:: YOUR GOAL ::
Return all of the entries exactly as written.

Data extracted from a collection:
------------------------------------------------------------

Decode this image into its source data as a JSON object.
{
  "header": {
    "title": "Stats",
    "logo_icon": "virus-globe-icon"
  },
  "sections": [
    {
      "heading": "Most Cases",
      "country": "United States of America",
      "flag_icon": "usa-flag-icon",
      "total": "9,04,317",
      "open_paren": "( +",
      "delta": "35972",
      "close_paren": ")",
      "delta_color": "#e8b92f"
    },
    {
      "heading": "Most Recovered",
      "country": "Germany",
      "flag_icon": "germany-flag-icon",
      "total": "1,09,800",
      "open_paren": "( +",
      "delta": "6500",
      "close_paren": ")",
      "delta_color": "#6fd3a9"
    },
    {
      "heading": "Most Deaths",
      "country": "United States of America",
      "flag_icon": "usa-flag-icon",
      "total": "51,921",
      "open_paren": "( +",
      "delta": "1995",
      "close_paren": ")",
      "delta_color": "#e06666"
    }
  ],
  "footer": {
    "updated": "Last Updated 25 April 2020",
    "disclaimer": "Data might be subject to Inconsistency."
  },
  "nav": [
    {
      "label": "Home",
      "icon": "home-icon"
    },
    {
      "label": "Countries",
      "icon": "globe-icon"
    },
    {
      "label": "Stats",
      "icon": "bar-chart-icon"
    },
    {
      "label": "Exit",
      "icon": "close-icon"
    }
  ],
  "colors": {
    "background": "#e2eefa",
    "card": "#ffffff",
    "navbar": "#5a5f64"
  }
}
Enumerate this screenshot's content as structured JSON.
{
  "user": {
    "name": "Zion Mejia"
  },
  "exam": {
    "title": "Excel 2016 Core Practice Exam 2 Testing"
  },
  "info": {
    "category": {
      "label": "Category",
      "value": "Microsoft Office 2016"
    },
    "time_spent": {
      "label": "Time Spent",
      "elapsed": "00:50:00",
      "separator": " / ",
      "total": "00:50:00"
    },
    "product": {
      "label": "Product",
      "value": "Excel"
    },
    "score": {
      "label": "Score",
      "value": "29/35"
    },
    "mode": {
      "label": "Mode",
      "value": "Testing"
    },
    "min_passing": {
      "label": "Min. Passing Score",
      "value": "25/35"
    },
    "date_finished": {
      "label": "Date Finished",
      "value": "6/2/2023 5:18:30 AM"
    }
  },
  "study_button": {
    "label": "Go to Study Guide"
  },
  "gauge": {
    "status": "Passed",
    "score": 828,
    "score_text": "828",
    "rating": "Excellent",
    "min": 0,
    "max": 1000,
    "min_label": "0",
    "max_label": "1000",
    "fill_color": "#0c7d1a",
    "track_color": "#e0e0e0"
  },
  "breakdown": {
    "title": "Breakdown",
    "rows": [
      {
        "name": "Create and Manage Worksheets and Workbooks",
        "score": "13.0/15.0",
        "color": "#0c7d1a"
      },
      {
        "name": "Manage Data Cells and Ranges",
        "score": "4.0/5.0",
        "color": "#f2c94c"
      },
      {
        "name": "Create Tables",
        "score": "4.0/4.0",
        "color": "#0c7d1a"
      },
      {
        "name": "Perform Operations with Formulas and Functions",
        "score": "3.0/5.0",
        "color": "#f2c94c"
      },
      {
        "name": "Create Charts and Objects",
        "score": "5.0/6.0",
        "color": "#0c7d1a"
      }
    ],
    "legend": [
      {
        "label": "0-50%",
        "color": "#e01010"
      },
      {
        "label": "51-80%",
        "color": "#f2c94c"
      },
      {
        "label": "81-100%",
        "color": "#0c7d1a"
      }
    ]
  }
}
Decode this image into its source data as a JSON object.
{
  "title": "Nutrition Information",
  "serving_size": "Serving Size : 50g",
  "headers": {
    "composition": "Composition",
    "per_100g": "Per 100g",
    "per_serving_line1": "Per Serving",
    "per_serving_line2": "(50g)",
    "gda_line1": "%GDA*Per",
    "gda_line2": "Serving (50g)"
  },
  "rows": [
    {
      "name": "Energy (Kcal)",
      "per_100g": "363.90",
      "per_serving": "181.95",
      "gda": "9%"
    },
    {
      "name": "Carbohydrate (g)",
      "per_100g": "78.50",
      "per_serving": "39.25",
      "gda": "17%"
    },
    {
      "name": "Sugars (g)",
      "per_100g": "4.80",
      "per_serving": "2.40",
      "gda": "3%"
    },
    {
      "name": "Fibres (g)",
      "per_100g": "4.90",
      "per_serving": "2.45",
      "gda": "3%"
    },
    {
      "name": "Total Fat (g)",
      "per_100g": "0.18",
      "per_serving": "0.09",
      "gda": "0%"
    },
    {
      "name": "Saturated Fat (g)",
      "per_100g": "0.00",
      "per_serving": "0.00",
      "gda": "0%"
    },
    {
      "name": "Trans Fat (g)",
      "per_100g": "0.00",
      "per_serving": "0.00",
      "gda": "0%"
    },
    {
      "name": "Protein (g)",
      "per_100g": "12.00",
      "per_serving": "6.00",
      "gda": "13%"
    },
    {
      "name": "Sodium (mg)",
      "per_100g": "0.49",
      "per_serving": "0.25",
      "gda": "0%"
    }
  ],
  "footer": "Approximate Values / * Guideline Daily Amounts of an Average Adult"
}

------------------------------------------------------------

:: RESPONSE BELOW ::
Decode this image into its source data as a JSON object.
{
  "header": {
    "title": "Stats",
    "logo_icon": "virus-globe-icon"
  },
  "sections": [
    {
      "heading": "Most Cases",
      "country": "United States of America",
      "flag_icon": "usa-flag-icon",
      "total": "9,04,317",
      "open_paren": "( +",
      "delta": "35972",
      "close_paren": ")",
      "delta_color": "#e8b92f"
    },
    {
      "heading": "Most Recovered",
      "country": "Germany",
      "flag_icon": "germany-flag-icon",
      "total": "1,09,800",
      "open_paren": "( +",
      "delta": "6500",
      "close_paren": ")",
      "delta_color": "#6fd3a9"
    },
    {
      "heading": "Most Deaths",
      "country": "United States of America",
      "flag_icon": "usa-flag-icon",
      "total": "51,921",
      "open_paren": "( +",
      "delta": "1995",
      "close_paren": ")",
      "delta_color": "#e06666"
    }
  ],
  "footer": {
    "updated": "Last Updated 25 April 2020",
    "disclaimer": "Data might be subject to Inconsistency."
  },
  "nav": [
    {
      "label": "Home",
      "icon": "home-icon"
    },
    {
      "label": "Countries",
      "icon": "globe-icon"
    },
    {
      "label": "Stats",
      "icon": "bar-chart-icon"
    },
    {
      "label": "Exit",
      "icon": "close-icon"
    }
  ],
  "colors": {
    "background": "#e2eefa",
    "card": "#ffffff",
    "navbar": "#5a5f64"
  }
}
Enumerate this screenshot's content as structured JSON.
{
  "user": {
    "name": "Zion Mejia"
  },
  "exam": {
    "title": "Excel 2016 Core Practice Exam 2 Testing"
  },
  "info": {
    "category": {
      "label": "Category",
      "value": "Microsoft Office 2016"
    },
    "time_spent": {
      "label": "Time Spent",
      "elapsed": "00:50:00",
      "separator": " / ",
      "total": "00:50:00"
    },
    "product": {
      "label": "Product",
      "value": "Excel"
    },
    "score": {
      "label": "Score",
      "value": "29/35"
    },
    "mode": {
      "label": "Mode",
      "value": "Testing"
    },
    "min_passing": {
      "label": "Min. Passing Score",
      "value": "25/35"
    },
    "date_finished": {
      "label": "Date Finished",
      "value": "6/2/2023 5:18:30 AM"
    }
  },
  "study_button": {
    "label": "Go to Study Guide"
  },
  "gauge": {
    "status": "Passed",
    "score": 828,
    "score_text": "828",
    "rating": "Excellent",
    "min": 0,
    "max": 1000,
    "min_label": "0",
    "max_label": "1000",
    "fill_color": "#0c7d1a",
    "track_color": "#e0e0e0"
  },
  "breakdown": {
    "title": "Breakdown",
    "rows": [
      {
        "name": "Create and Manage Worksheets and Workbooks",
        "score": "13.0/15.0",
        "color": "#0c7d1a"
      },
      {
        "name": "Manage Data Cells and Ranges",
        "score": "4.0/5.0",
        "color": "#f2c94c"
      },
      {
        "name": "Create Tables",
        "score": "4.0/4.0",
        "color": "#0c7d1a"
      },
      {
        "name": "Perform Operations with Formulas and Functions",
        "score": "3.0/5.0",
        "color": "#f2c94c"
      },
      {
        "name": "Create Charts and Objects",
        "score": "5.0/6.0",
        "color": "#0c7d1a"
      }
    ],
    "legend": [
      {
        "label": "0-50%",
        "color": "#e01010"
      },
      {
        "label": "51-80%",
        "color": "#f2c94c"
      },
      {
        "label": "81-100%",
        "color": "#0c7d1a"
      }
    ]
  }
}
Decode this image into its source data as a JSON object.
{
  "title": "Nutrition Information",
  "serving_size": "Serving Size : 50g",
  "headers": {
    "composition": "Composition",
    "per_100g": "Per 100g",
    "per_serving_line1": "Per Serving",
    "per_serving_line2": "(50g)",
    "gda_line1": "%GDA*Per",
    "gda_line2": "Serving (50g)"
  },
  "rows": [
    {
      "name": "Energy (Kcal)",
      "per_100g": "363.90",
      "per_serving": "181.95",
      "gda": "9%"
    },
    {
      "name": "Carbohydrate (g)",
      "per_100g": "78.50",
      "per_serving": "39.25",
      "gda": "17%"
    },
    {
      "name": "Sugars (g)",
      "per_100g": "4.80",
      "per_serving": "2.40",
      "gda": "3%"
    },
    {
      "name": "Fibres (g)",
      "per_100g": "4.90",
      "per_serving": "2.45",
      "gda": "3%"
    },
    {
      "name": "Total Fat (g)",
      "per_100g": "0.18",
      "per_serving": "0.09",
      "gda": "0%"
    },
    {
      "name": "Saturated Fat (g)",
      "per_100g": "0.00",
      "per_serving": "0.00",
      "gda": "0%"
    },
    {
      "name": "Trans Fat (g)",
      "per_100g": "0.00",
      "per_serving": "0.00",
      "gda": "0%"
    },
    {
      "name": "Protein (g)",
      "per_100g": "12.00",
      "per_serving": "6.00",
      "gda": "13%"
    },
    {
      "name": "Sodium (mg)",
      "per_100g": "0.49",
      "per_serving": "0.25",
      "gda": "0%"
    }
  ],
  "footer": "Approximate Values / * Guideline Daily Amounts of an Average Adult"
}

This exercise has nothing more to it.